PROBLEM STATEMENT
Where a line contains the word "JSON", copy that line in full.

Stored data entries
========
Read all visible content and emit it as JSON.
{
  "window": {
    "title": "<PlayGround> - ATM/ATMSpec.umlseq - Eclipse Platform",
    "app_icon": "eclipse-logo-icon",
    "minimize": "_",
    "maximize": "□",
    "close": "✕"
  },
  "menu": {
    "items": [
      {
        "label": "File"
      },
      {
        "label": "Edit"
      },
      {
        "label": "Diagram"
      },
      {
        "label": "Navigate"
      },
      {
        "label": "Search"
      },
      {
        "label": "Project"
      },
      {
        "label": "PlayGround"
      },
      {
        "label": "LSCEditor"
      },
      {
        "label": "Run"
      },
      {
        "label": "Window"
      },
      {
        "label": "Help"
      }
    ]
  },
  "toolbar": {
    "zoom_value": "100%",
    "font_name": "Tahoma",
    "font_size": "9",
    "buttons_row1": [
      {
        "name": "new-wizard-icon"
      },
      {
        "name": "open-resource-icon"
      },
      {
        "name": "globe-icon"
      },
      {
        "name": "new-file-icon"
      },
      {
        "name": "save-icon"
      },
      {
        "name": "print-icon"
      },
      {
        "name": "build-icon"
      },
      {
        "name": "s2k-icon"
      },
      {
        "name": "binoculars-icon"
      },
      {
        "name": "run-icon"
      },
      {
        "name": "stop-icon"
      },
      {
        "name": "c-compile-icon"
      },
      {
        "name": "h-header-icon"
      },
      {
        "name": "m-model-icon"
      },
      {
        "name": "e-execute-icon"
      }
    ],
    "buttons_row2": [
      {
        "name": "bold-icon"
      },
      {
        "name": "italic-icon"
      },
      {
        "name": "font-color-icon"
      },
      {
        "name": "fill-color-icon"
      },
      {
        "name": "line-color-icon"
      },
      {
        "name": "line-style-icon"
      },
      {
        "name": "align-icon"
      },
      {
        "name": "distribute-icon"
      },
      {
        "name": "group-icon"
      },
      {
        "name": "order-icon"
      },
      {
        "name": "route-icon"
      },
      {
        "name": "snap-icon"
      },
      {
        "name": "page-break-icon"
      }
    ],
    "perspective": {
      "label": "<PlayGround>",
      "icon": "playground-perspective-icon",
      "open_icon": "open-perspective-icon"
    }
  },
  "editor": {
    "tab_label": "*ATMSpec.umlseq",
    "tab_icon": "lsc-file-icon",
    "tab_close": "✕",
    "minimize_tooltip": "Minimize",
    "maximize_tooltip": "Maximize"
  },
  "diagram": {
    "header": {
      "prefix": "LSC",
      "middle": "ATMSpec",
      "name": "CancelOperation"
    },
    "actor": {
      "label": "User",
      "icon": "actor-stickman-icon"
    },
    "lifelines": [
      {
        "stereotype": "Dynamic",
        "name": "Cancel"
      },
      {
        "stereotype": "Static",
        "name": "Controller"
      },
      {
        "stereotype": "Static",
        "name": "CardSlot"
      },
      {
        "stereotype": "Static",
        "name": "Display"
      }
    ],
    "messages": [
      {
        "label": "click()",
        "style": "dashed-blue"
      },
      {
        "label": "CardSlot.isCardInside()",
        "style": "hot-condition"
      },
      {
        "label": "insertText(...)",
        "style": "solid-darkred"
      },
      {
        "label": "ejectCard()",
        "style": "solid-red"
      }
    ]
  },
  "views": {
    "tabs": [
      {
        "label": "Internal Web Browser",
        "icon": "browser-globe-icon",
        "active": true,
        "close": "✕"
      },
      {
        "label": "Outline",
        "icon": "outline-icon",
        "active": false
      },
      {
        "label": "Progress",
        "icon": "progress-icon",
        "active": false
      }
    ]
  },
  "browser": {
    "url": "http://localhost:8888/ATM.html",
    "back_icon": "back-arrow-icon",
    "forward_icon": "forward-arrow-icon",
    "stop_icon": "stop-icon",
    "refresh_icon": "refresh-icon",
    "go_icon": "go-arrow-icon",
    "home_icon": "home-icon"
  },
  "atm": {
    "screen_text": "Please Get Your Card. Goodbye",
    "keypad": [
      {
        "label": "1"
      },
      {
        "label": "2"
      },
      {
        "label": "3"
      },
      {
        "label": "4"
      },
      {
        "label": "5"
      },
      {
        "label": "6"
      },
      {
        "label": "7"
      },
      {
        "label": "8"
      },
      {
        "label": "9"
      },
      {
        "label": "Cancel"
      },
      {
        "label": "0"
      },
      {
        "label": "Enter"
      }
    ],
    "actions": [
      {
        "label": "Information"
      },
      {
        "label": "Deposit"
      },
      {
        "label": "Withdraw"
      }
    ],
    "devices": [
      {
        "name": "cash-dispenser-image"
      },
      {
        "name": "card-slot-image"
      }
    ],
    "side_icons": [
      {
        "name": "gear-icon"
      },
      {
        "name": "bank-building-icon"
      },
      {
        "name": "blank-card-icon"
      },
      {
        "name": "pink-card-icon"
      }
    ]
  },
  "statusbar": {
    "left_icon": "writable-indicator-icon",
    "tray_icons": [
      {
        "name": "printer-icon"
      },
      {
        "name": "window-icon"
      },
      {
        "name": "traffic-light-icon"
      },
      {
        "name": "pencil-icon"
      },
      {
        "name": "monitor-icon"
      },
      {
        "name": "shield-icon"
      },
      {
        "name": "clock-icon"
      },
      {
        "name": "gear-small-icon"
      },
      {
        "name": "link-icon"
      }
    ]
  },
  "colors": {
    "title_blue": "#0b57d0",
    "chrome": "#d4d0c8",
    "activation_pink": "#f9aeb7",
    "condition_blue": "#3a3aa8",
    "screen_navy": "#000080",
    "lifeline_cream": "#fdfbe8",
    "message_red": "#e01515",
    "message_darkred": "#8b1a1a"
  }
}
========
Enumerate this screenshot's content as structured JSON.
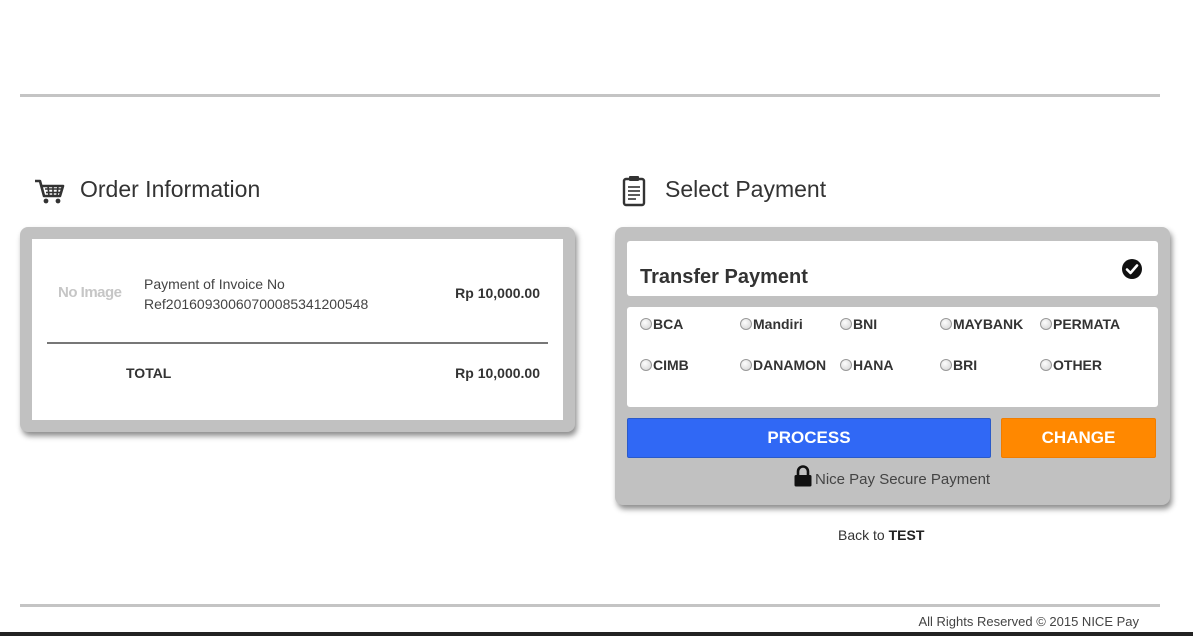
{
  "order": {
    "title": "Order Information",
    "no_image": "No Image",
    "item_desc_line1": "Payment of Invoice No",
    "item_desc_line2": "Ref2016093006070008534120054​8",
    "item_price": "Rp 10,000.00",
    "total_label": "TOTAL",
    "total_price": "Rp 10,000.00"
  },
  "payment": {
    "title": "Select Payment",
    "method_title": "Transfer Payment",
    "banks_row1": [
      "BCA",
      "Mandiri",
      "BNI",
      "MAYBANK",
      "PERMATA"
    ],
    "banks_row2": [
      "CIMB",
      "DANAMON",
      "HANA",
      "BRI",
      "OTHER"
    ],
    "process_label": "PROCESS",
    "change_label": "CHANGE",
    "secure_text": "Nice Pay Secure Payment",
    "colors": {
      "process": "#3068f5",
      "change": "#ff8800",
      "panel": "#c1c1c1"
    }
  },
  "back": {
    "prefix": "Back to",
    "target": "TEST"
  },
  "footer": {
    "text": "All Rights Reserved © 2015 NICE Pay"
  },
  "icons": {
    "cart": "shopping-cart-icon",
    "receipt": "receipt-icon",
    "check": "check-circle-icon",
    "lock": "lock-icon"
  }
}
========
WRITTEN RESPONSE
Read all visible content and emit it as JSON.
Enumerate this screenshot's content as structured JSON.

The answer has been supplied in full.